> **Exercise task**:
Filter the entries and keep only the lines where the string "this" appears.

## BEGIN Source material

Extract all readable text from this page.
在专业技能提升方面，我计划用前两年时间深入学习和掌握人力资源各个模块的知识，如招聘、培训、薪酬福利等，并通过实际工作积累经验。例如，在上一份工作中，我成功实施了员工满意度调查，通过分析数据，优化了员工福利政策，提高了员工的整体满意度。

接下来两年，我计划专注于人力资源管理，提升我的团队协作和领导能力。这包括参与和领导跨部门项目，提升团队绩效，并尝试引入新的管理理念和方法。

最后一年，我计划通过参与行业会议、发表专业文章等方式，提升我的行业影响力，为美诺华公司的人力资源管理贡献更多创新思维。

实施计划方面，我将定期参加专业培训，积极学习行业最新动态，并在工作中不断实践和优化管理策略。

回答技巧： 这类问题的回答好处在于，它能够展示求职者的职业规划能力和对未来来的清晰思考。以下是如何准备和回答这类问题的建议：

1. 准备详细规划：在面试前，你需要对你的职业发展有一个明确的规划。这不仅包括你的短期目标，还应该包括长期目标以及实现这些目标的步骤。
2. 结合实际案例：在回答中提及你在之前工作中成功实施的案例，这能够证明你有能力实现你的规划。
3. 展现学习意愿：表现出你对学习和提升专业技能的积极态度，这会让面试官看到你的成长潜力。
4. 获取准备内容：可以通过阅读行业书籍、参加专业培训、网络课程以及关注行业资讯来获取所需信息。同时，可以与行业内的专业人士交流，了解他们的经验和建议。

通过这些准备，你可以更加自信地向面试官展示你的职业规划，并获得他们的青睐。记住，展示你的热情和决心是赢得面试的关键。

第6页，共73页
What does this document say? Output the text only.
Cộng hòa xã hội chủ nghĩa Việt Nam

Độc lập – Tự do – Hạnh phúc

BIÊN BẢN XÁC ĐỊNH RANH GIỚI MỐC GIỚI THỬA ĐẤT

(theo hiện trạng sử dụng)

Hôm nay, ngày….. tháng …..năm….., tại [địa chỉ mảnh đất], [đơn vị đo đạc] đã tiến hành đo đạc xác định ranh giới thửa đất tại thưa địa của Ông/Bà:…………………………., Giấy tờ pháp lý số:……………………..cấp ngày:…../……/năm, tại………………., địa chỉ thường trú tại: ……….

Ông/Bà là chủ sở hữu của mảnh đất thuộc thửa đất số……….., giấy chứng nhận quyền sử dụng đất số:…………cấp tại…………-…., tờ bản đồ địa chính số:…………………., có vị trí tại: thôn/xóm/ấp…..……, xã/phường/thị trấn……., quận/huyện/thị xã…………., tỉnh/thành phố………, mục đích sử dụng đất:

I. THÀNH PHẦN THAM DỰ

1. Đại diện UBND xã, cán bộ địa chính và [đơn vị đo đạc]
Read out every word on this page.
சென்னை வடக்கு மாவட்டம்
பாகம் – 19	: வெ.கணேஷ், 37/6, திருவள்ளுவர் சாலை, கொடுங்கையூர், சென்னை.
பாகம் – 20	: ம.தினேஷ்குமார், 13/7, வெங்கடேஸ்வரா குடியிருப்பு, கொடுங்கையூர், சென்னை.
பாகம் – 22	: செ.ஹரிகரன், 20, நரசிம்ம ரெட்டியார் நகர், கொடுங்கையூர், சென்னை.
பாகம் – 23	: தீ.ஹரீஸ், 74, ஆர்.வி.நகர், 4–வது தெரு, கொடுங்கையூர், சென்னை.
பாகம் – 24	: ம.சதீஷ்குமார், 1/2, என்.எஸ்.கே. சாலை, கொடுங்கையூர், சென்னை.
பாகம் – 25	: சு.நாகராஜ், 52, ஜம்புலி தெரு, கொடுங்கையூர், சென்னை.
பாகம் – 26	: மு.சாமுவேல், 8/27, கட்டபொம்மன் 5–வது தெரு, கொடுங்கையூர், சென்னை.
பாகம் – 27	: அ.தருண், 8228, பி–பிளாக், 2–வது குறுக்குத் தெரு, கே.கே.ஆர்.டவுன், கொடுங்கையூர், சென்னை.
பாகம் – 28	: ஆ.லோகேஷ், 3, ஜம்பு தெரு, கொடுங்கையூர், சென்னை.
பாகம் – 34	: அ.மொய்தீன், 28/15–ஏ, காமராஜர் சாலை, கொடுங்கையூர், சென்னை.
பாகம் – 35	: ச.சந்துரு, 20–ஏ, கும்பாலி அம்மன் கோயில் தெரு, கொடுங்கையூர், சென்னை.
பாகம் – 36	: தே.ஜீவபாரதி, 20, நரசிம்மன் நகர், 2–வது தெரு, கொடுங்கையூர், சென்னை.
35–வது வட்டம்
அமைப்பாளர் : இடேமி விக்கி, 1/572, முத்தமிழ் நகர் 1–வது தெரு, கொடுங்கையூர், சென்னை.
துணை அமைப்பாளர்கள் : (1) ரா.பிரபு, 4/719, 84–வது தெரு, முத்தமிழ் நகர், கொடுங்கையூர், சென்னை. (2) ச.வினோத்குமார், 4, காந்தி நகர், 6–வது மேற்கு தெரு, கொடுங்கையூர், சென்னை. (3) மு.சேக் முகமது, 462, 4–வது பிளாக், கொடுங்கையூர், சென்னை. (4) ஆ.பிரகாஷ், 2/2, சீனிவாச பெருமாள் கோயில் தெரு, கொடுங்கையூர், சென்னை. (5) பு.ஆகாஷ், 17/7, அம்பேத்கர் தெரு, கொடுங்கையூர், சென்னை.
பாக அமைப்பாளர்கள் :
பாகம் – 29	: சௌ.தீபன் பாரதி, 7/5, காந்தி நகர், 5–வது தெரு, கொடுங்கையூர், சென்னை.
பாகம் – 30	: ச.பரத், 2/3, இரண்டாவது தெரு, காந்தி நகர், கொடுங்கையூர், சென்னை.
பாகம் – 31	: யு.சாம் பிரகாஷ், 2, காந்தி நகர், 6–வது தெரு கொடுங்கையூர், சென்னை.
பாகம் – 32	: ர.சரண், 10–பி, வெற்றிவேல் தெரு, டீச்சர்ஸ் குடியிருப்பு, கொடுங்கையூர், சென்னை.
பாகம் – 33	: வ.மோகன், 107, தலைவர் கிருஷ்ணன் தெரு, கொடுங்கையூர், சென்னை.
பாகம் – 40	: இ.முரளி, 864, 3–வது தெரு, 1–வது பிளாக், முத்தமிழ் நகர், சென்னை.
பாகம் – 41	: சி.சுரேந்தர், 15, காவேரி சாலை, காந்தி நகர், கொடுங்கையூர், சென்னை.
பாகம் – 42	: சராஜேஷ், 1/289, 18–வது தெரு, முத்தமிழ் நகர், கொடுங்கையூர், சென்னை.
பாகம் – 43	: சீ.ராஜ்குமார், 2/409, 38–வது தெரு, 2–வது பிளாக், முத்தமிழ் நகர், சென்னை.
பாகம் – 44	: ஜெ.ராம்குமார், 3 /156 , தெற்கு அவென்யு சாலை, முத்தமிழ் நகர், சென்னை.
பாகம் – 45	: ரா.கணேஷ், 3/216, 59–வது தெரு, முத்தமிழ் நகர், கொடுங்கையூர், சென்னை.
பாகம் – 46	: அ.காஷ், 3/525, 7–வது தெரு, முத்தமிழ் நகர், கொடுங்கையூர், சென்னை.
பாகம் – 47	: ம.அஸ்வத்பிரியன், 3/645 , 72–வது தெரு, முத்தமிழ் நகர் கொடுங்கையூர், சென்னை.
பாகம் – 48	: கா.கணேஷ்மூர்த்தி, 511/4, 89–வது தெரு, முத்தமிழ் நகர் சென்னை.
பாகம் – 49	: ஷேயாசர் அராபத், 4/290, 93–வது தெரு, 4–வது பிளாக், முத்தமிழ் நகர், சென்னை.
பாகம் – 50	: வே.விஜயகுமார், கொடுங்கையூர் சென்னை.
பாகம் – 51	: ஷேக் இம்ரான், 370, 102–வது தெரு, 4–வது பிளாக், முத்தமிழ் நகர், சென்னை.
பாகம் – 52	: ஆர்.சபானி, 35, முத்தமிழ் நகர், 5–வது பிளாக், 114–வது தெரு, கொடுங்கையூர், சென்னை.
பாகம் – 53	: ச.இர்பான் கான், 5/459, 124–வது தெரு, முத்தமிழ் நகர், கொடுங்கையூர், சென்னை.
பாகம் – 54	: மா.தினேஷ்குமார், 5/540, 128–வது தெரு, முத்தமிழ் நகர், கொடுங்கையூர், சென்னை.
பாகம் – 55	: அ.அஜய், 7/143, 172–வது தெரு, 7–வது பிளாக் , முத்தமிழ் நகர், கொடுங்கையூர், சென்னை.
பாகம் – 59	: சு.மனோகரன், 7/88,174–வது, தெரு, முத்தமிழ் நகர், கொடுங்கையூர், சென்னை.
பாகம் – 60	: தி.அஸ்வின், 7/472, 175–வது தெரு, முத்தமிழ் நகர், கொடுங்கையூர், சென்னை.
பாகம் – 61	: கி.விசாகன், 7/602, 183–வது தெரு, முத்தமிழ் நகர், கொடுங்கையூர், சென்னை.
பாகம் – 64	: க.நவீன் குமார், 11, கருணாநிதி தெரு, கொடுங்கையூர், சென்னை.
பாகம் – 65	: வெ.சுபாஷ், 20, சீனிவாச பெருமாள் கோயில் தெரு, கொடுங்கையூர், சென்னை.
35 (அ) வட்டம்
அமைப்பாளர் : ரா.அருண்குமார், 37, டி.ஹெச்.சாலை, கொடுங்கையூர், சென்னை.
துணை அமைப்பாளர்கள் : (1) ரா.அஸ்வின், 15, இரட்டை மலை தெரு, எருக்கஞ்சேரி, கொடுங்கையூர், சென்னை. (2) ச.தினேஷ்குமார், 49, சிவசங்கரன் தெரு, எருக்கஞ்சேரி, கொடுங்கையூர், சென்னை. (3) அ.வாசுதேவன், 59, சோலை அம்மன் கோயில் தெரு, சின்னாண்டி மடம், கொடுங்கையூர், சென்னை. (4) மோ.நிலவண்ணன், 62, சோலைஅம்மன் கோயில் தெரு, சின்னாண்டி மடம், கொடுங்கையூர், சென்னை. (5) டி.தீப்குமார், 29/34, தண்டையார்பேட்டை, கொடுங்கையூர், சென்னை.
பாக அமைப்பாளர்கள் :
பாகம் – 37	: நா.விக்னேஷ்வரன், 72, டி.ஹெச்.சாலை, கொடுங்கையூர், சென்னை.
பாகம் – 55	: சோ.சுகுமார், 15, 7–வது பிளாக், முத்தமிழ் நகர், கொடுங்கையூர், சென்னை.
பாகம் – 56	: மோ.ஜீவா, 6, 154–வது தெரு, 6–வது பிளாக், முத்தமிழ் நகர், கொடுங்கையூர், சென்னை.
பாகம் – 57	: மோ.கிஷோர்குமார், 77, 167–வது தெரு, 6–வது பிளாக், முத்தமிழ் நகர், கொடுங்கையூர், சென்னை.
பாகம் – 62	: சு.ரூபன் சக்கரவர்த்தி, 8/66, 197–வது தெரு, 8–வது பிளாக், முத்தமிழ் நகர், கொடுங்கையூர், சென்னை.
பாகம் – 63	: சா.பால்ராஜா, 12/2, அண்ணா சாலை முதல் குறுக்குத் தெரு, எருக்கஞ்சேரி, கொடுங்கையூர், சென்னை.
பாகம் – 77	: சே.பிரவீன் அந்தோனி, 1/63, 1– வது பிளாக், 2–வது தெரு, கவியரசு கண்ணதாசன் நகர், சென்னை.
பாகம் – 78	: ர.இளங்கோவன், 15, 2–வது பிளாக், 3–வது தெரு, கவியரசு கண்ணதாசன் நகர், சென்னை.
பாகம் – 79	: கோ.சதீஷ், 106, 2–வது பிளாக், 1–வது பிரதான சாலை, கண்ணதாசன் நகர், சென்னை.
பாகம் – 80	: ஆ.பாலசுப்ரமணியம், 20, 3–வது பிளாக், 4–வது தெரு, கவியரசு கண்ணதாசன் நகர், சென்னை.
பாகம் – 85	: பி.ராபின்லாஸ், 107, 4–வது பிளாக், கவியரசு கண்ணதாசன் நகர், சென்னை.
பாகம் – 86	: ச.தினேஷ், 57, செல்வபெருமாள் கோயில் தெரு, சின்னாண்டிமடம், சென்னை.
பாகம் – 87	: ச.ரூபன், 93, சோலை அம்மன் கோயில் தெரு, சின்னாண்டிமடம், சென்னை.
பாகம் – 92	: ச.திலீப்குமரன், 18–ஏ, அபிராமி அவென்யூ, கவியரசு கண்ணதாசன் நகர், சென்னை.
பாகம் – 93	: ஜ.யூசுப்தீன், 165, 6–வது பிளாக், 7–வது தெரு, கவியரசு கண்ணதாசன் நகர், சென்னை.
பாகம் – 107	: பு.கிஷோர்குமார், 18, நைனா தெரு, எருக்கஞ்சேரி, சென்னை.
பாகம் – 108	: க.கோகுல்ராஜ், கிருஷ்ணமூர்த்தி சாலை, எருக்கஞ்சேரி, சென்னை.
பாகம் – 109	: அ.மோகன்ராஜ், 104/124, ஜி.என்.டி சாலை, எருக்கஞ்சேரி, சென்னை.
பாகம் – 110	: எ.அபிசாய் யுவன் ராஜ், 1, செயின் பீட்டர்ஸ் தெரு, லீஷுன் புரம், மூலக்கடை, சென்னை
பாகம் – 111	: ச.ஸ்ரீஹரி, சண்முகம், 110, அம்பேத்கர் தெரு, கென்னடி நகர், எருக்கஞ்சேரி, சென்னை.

## END Source material

> **Task solution**:
Extract all readable text from this page.
What does this document say? Output the text only.
Read out every word on this page.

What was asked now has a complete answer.